[start Records for the exercise]

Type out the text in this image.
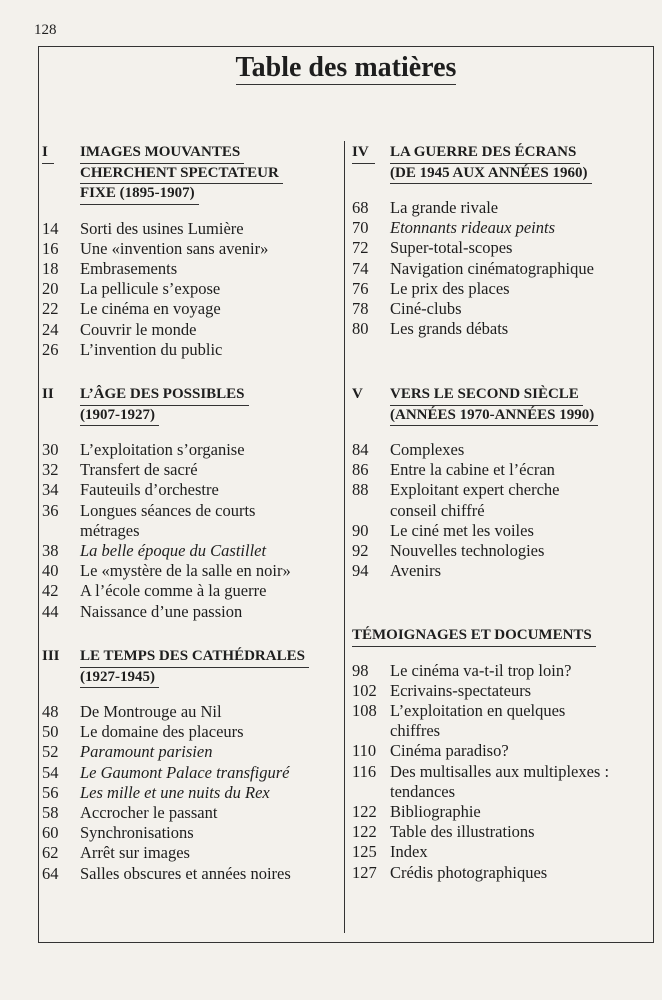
128
Table des matières
I	IMAGES MOUVANTES
CHERCHENT SPECTATEUR
FIXE (1895-1907)
14	Sorti des usines Lumière
16	Une «invention sans avenir»
18	Embrasements
20	La pellicule s’expose
22	Le cinéma en voyage
24	Couvrir le monde
26	L’invention du public
II L’ÂGE DES POSSIBLES
(1907-1927)
30	L’exploitation s’organise
32	Transfert de sacré
34	Fauteuils d’orchestre
36	Longues séances de courts
métrages
38	La belle époque du Castillet
40	Le «mystère de la salle en noir»
42	A l’école comme à la guerre
44	Naissance d’une passion
III LE TEMPS DES CATHÉDRALES
(1927-1945)
48	De Montrouge au Nil
50	Le domaine des placeurs
52	Paramount parisien
54	Le Gaumont Palace transfiguré
56	Les mille et une nuits du Rex
58	Accrocher le passant
60	Synchronisations
62	Arrêt sur images
64	Salles obscures et années noires
IV	LA GUERRE DES ÉCRANS
(DE 1945 AUX ANNÉES 1960)
68	La grande rivale
70	Etonnants rideaux peints
72	Super-total-scopes
74	Navigation cinématographique
76	Le prix des places
78	Ciné-clubs
80	Les grands débats
V VERS LE SECOND SIÈCLE
(ANNÉES 1970-ANNÉES 1990)
84	Complexes
86	Entre la cabine et l’écran
88	Exploitant expert cherche
conseil chiffré
90	Le ciné met les voiles
92	Nouvelles technologies
94	Avenirs
TÉMOIGNAGES ET DOCUMENTS
98	Le cinéma va-t-il trop loin?
102 Ecrivains-spectateurs
108 L’exploitation en quelques
chiffres
110 Cinéma paradiso?
116 Des multisalles aux multiplexes :
tendances
122 Bibliographie
122 Table des illustrations
125 Index
127 Crédis photographiques
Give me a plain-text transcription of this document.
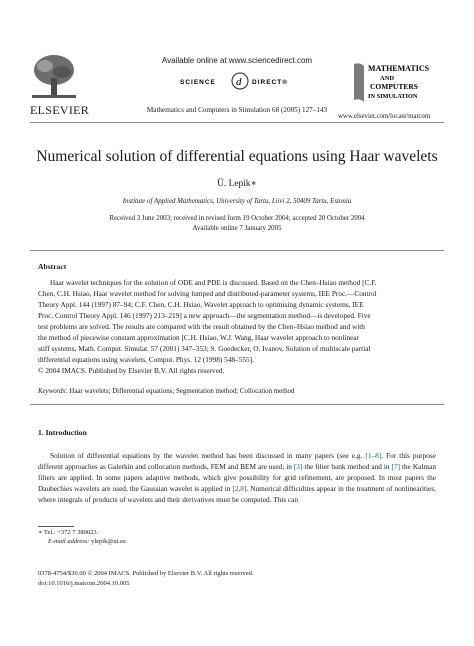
ELSEVIER
Available online at www.sciencedirect.com
SCIENCE d DIRECT®
Mathematics and Computers in Simulation 68 (2005) 127–143
MATHEMATICS
AND
COMPUTERS
IN SIMULATION
www.elsevier.com/locate/matcom
Numerical solution of differential equations using Haar wavelets
Ü. Lepik∗
Institute of Applied Mathematics, University of Tartu, Liivi 2, 50409 Tartu, Estonia
Received 3 June 2003; received in revised form 19 October 2004; accepted 20 October 2004
Available online 7 January 2005
Abstract
Haar wavelet techniques for the solution of ODE and PDE is discussed. Based on the Chen–Hsiao method [C.F.
Chen, C.H. Hsiao, Haar wavelet method for solving lumped and distributed-parameter systems, IEE Proc.—Control
Theory Appl. 144 (1997) 87–94; C.F. Chen, C.H. Hsiao, Wavelet approach to optimising dynamic systems, IEE
Proc. Control Theory Appl. 146 (1997) 213–219] a new approach—the segmentation method—is developed. Five
test problems are solved. The results are compared with the result obtained by the Chen–Hsiao method and with
the method of piecewise constant approximation [C.H. Hsiao, W.J. Wang, Haar wavelet approach to nonlinear
stiff systems, Math. Comput. Simulat. 57 (2001) 347–353; S. Goedecker, O. Ivanov, Solution of multiscale partial
differential equations using wavelets, Comput. Phys. 12 (1998) 548–555].
© 2004 IMACS. Published by Elsevier B.V. All rights reserved.
Keywords: Haar wavelets; Differential equations; Segmentation method; Collocation method
1. Introduction
Solution of differential equations by the wavelet method has been discussed in many papers (see e.g. [1–8]. For this purpose different approaches as Galerkin and collocation methods, FEM and BEM are used; in [3] the filter bank method and in [7] the Kalman filters are applied. In some papers adaptive methods, which give possibility for grid refinement, are proposed. In most papers the Daubechies wavelets are used, the Gaussian wavelet is applied in [2,8]. Numerical difficulties appear in the treatment of nonlinearities, where integrals of products of wavelets and their derivatives must be computed. This can
∗ Tel.: +372 7 380023.
E-mail address: ylepik@ut.ee.
0378-4754/$30.00 © 2004 IMACS. Published by Elsevier B.V. All rights reserved.
doi:10.1016/j.matcom.2004.10.005
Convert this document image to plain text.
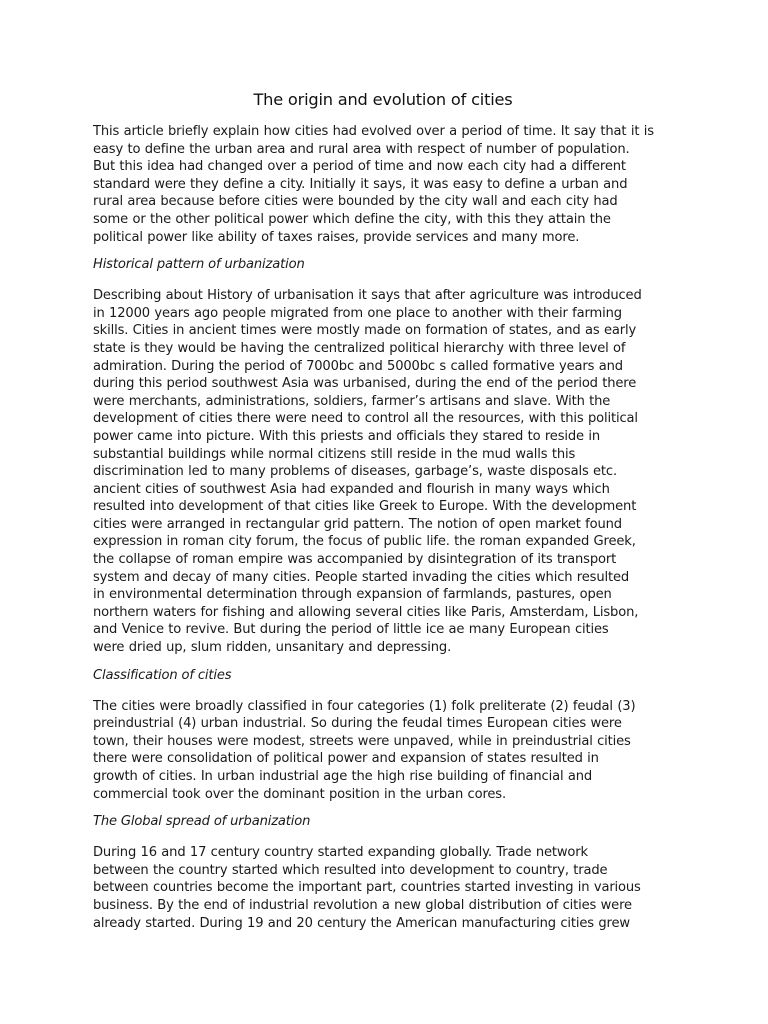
The origin and evolution of cities

This article briefly explain how cities had evolved over a period of time. It say that it is
easy to define the urban area and rural area with respect of number of population.
But this idea had changed over a period of time and now each city had a different
standard were they define a city. Initially it says, it was easy to define a urban and
rural area because before cities were bounded by the city wall and each city had
some or the other political power which define the city, with this they attain the
political power like ability of taxes raises, provide services and many more.

Historical pattern of urbanization

Describing about History of urbanisation it says that after agriculture was introduced
in 12000 years ago people migrated from one place to another with their farming
skills. Cities in ancient times were mostly made on formation of states, and as early
state is they would be having the centralized political hierarchy with three level of
admiration. During the period of 7000bc and 5000bc s called formative years and
during this period southwest Asia was urbanised, during the end of the period there
were merchants, administrations, soldiers, farmer’s artisans and slave. With the
development of cities there were need to control all the resources, with this political
power came into picture. With this priests and officials they stared to reside in
substantial buildings while normal citizens still reside in the mud walls this
discrimination led to many problems of diseases, garbage’s, waste disposals etc.
ancient cities of southwest Asia had expanded and flourish in many ways which
resulted into development of that cities like Greek to Europe. With the development
cities were arranged in rectangular grid pattern. The notion of open market found
expression in roman city forum, the focus of public life. the roman expanded Greek,
the collapse of roman empire was accompanied by disintegration of its transport
system and decay of many cities. People started invading the cities which resulted
in environmental determination through expansion of farmlands, pastures, open
northern waters for fishing and allowing several cities like Paris, Amsterdam, Lisbon,
and Venice to revive. But during the period of little ice ae many European cities
were dried up, slum ridden, unsanitary and depressing.

Classification of cities

The cities were broadly classified in four categories (1) folk preliterate (2) feudal (3)
preindustrial (4) urban industrial. So during the feudal times European cities were
town, their houses were modest, streets were unpaved, while in preindustrial cities
there were consolidation of political power and expansion of states resulted in
growth of cities. In urban industrial age the high rise building of financial and
commercial took over the dominant position in the urban cores.

The Global spread of urbanization

During 16 and 17 century country started expanding globally. Trade network
between the country started which resulted into development to country, trade
between countries become the important part, countries started investing in various
business. By the end of industrial revolution a new global distribution of cities were
already started. During 19 and 20 century the American manufacturing cities grew
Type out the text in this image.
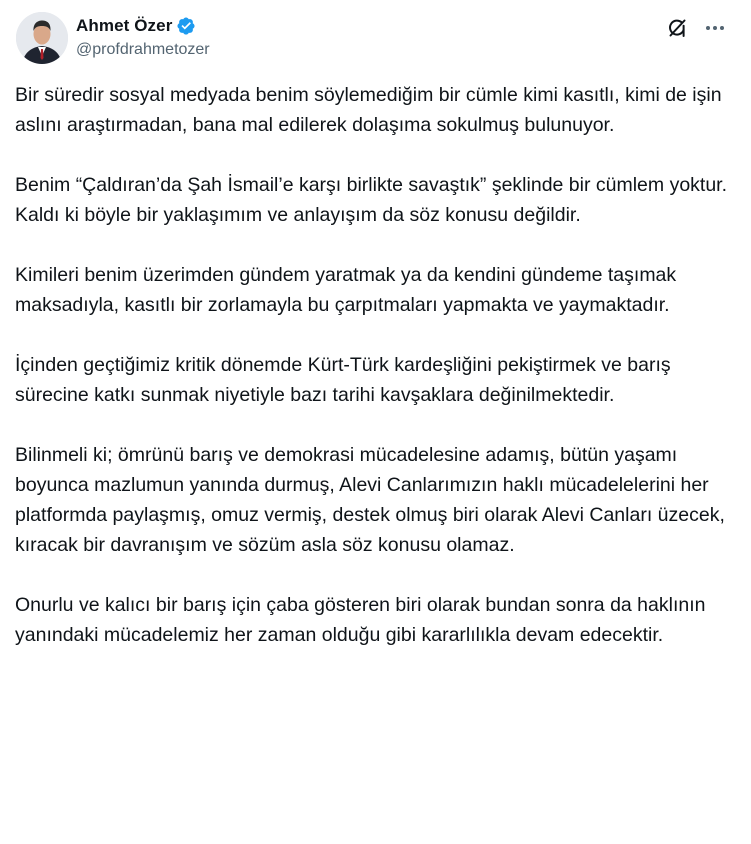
Ahmet Özer
@profdrahmetozer

Bir süredir sosyal medyada benim söylemediğim bir cümle kimi kasıtlı, kimi de işin aslını araştırmadan, bana mal edilerek dolaşıma sokulmuş bulunuyor.

Benim “Çaldıran’da Şah İsmail’e karşı birlikte savaştık” şeklinde bir cümlem yoktur. Kaldı ki böyle bir yaklaşımım ve anlayışım da söz konusu değildir.

Kimileri benim üzerimden gündem yaratmak ya da kendini gündeme taşımak maksadıyla, kasıtlı bir zorlamayla bu çarpıtmaları yapmakta ve yaymaktadır.

İçinden geçtiğimiz kritik dönemde Kürt-Türk kardeşliğini pekiştirmek ve barış sürecine katkı sunmak niyetiyle bazı tarihi kavşaklara değinilmektedir.

Bilinmeli ki; ömrünü barış ve demokrasi mücadelesine adamış, bütün yaşamı boyunca mazlumun yanında durmuş, Alevi Canlarımızın haklı mücadelelerini her platformda paylaşmış, omuz vermiş, destek olmuş biri olarak Alevi Canları üzecek, kıracak bir davranışım ve sözüm asla söz konusu olamaz.

Onurlu ve kalıcı bir barış için çaba gösteren biri olarak bundan sonra da haklının yanındaki mücadelemiz her zaman olduğu gibi kararlılıkla devam edecektir.
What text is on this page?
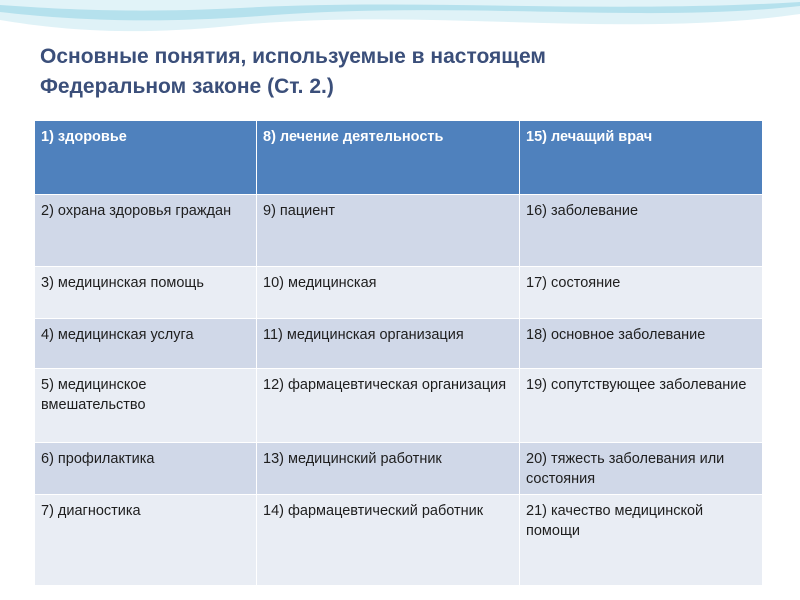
Основные понятия, используемые в настоящем
Федеральном законе (Ст. 2.)
1) здоровье	8) лечение деятельность	15) лечащий врач
2) охрана здоровья граждан	9) пациент	16) заболевание
3) медицинская помощь	10) медицинская	17) состояние
4) медицинская услуга	11) медицинская организация	18) основное заболевание
5) медицинское вмешательство	12) фармацевтическая организация	19) сопутствующее заболевание
6) профилактика	13) медицинский работник	20) тяжесть заболевания или состояния
7) диагностика	14) фармацевтический работник	21) качество медицинской помощи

[end Records for the exercise]

In the entries above, identify every line with the string "public".

26	L’invention du public
expression in roman city forum, the focus of public life. the roman expanded Greek,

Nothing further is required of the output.